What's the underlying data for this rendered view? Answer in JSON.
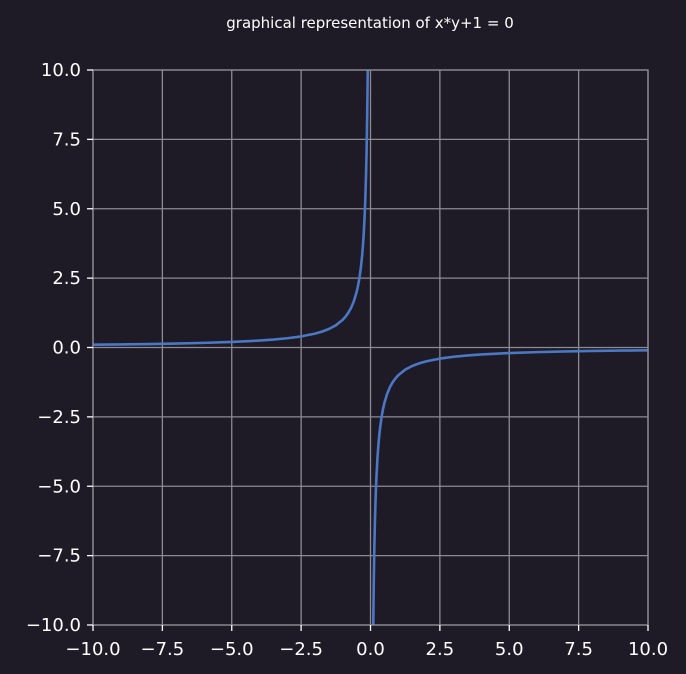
{
  "chart_data": {
    "type": "line",
    "title": "graphical representation of x*y+1 = 0",
    "xlabel": "",
    "ylabel": "",
    "xlim": [
      -10,
      10
    ],
    "ylim": [
      -10,
      10
    ],
    "grid": true,
    "legend": "none",
    "x_ticks": [
      -10,
      -7.5,
      -5,
      -2.5,
      0,
      2.5,
      5,
      7.5,
      10
    ],
    "y_ticks": [
      -10,
      -7.5,
      -5,
      -2.5,
      0,
      2.5,
      5,
      7.5,
      10
    ],
    "x_tick_labels": [
      "−10.0",
      "−7.5",
      "−5.0",
      "−2.5",
      "0.0",
      "2.5",
      "5.0",
      "7.5",
      "10.0"
    ],
    "y_tick_labels": [
      "−10.0",
      "−7.5",
      "−5.0",
      "−2.5",
      "0.0",
      "2.5",
      "5.0",
      "7.5",
      "10.0"
    ],
    "series": [
      {
        "color": "#4a78c4",
        "segments": [
          {
            "x": [
              -10,
              -9,
              -8,
              -7,
              -6,
              -5,
              -4,
              -3.5,
              -3,
              -2.5,
              -2,
              -1.75,
              -1.5,
              -1.25,
              -1,
              -0.9,
              -0.8,
              -0.7,
              -0.6,
              -0.5,
              -0.45,
              -0.4,
              -0.35,
              -0.3,
              -0.27,
              -0.25,
              -0.22,
              -0.2,
              -0.18,
              -0.16,
              -0.15,
              -0.14,
              -0.13,
              -0.12,
              -0.11,
              -0.1
            ],
            "y": [
              0.1,
              0.1111,
              0.125,
              0.1429,
              0.1667,
              0.2,
              0.25,
              0.2857,
              0.3333,
              0.4,
              0.5,
              0.5714,
              0.6667,
              0.8,
              1,
              1.1111,
              1.25,
              1.4286,
              1.6667,
              2,
              2.2222,
              2.5,
              2.8571,
              3.3333,
              3.7037,
              4,
              4.5455,
              5,
              5.5556,
              6.25,
              6.6667,
              7.1429,
              7.6923,
              8.3333,
              9.0909,
              10
            ]
          },
          {
            "x": [
              0.1,
              0.11,
              0.12,
              0.13,
              0.14,
              0.15,
              0.16,
              0.18,
              0.2,
              0.22,
              0.25,
              0.27,
              0.3,
              0.35,
              0.4,
              0.45,
              0.5,
              0.6,
              0.7,
              0.8,
              0.9,
              1,
              1.25,
              1.5,
              1.75,
              2,
              2.5,
              3,
              3.5,
              4,
              5,
              6,
              7,
              8,
              9,
              10
            ],
            "y": [
              -10,
              -9.0909,
              -8.3333,
              -7.6923,
              -7.1429,
              -6.6667,
              -6.25,
              -5.5556,
              -5,
              -4.5455,
              -4,
              -3.7037,
              -3.3333,
              -2.8571,
              -2.5,
              -2.2222,
              -2,
              -1.6667,
              -1.4286,
              -1.25,
              -1.1111,
              -1,
              -0.8,
              -0.6667,
              -0.5714,
              -0.5,
              -0.4,
              -0.3333,
              -0.2857,
              -0.25,
              -0.2,
              -0.1667,
              -0.1429,
              -0.125,
              -0.1111,
              -0.1
            ]
          }
        ]
      }
    ]
  }
}
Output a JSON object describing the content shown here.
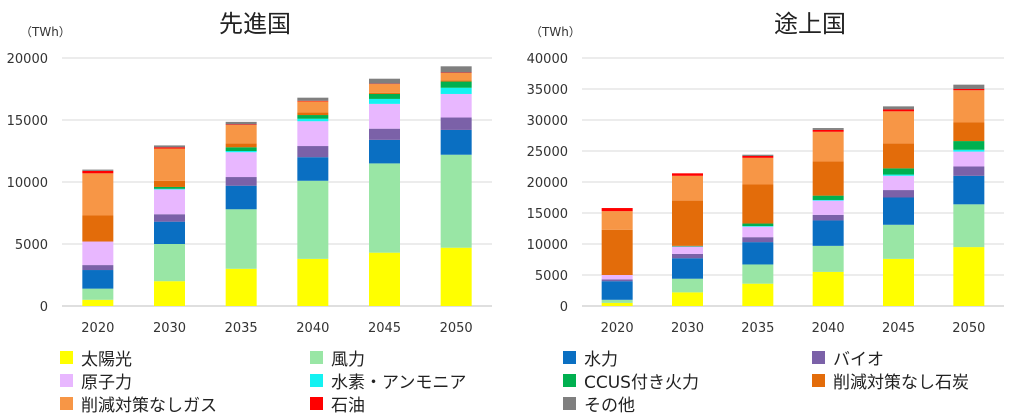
{
  "chart_data": [
    {
      "type": "bar",
      "stacked": true,
      "title": "先進国",
      "ylabel": "（TWh）",
      "xlabel": "",
      "categories": [
        "2020",
        "2030",
        "2035",
        "2040",
        "2045",
        "2050"
      ],
      "ylim": [
        0,
        20000
      ],
      "yticks": [
        "0",
        "5000",
        "10000",
        "15000",
        "20000"
      ],
      "grid": true,
      "series": [
        {
          "name": "太陽光",
          "color": "#FFFF00",
          "values": [
            500,
            2000,
            3000,
            3800,
            4300,
            4700
          ]
        },
        {
          "name": "風力",
          "color": "#99E6A5",
          "values": [
            900,
            3000,
            4800,
            6300,
            7200,
            7500
          ]
        },
        {
          "name": "水力",
          "color": "#0A6FC2",
          "values": [
            1500,
            1800,
            1900,
            1900,
            1900,
            2000
          ]
        },
        {
          "name": "バイオ",
          "color": "#7B61A8",
          "values": [
            400,
            600,
            700,
            900,
            900,
            1000
          ]
        },
        {
          "name": "原子力",
          "color": "#E8B7FF",
          "values": [
            1900,
            2000,
            2000,
            2000,
            2000,
            1900
          ]
        },
        {
          "name": "水素・アンモニア",
          "color": "#14F2F2",
          "values": [
            0,
            50,
            100,
            200,
            400,
            500
          ]
        },
        {
          "name": "CCUS付き火力",
          "color": "#00B050",
          "values": [
            0,
            150,
            300,
            300,
            400,
            500
          ]
        },
        {
          "name": "削減対策なし石炭",
          "color": "#E36C0A",
          "values": [
            2100,
            500,
            300,
            200,
            100,
            100
          ]
        },
        {
          "name": "削減対策なしガス",
          "color": "#F79646",
          "values": [
            3400,
            2600,
            1500,
            900,
            700,
            600
          ]
        },
        {
          "name": "石油",
          "color": "#FF0000",
          "values": [
            200,
            100,
            50,
            50,
            30,
            30
          ]
        },
        {
          "name": "その他",
          "color": "#7F7F7F",
          "values": [
            100,
            150,
            200,
            250,
            400,
            500
          ]
        }
      ]
    },
    {
      "type": "bar",
      "stacked": true,
      "title": "途上国",
      "ylabel": "（TWh）",
      "xlabel": "",
      "categories": [
        "2020",
        "2030",
        "2035",
        "2040",
        "2045",
        "2050"
      ],
      "ylim": [
        0,
        40000
      ],
      "yticks": [
        "0",
        "5000",
        "10000",
        "15000",
        "20000",
        "25000",
        "30000",
        "35000",
        "40000"
      ],
      "grid": true,
      "series": [
        {
          "name": "太陽光",
          "color": "#FFFF00",
          "values": [
            500,
            2200,
            3600,
            5500,
            7600,
            9500
          ]
        },
        {
          "name": "風力",
          "color": "#99E6A5",
          "values": [
            500,
            2200,
            3100,
            4200,
            5500,
            6900
          ]
        },
        {
          "name": "水力",
          "color": "#0A6FC2",
          "values": [
            3000,
            3300,
            3600,
            4100,
            4400,
            4600
          ]
        },
        {
          "name": "バイオ",
          "color": "#7B61A8",
          "values": [
            300,
            700,
            800,
            900,
            1200,
            1500
          ]
        },
        {
          "name": "原子力",
          "color": "#E8B7FF",
          "values": [
            700,
            1200,
            1700,
            2300,
            2300,
            2400
          ]
        },
        {
          "name": "水素・アンモニア",
          "color": "#14F2F2",
          "values": [
            0,
            0,
            100,
            100,
            200,
            300
          ]
        },
        {
          "name": "CCUS付き火力",
          "color": "#00B050",
          "values": [
            0,
            100,
            400,
            700,
            1000,
            1400
          ]
        },
        {
          "name": "削減対策なし石炭",
          "color": "#E36C0A",
          "values": [
            7300,
            7300,
            6300,
            5500,
            4000,
            3000
          ]
        },
        {
          "name": "削減対策なしガス",
          "color": "#F79646",
          "values": [
            3000,
            4000,
            4300,
            4800,
            5200,
            5200
          ]
        },
        {
          "name": "石油",
          "color": "#FF0000",
          "values": [
            500,
            400,
            300,
            300,
            300,
            200
          ]
        },
        {
          "name": "その他",
          "color": "#7F7F7F",
          "values": [
            0,
            0,
            200,
            300,
            500,
            700
          ]
        }
      ]
    }
  ],
  "legend_columns": [
    [
      "太陽光",
      "原子力",
      "削減対策なしガス"
    ],
    [
      "風力",
      "水素・アンモニア",
      "石油"
    ],
    [
      "水力",
      "CCUS付き火力",
      "その他"
    ],
    [
      "バイオ",
      "削減対策なし石炭"
    ]
  ]
}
==============================
● THE REQUEST:
From the listing above, copy all lines holding the word "JSON".

● WRITTEN RESPONSE:
What's the underlying data for this rendered view? Answer in JSON.
Output a JSON object describing the content shown here.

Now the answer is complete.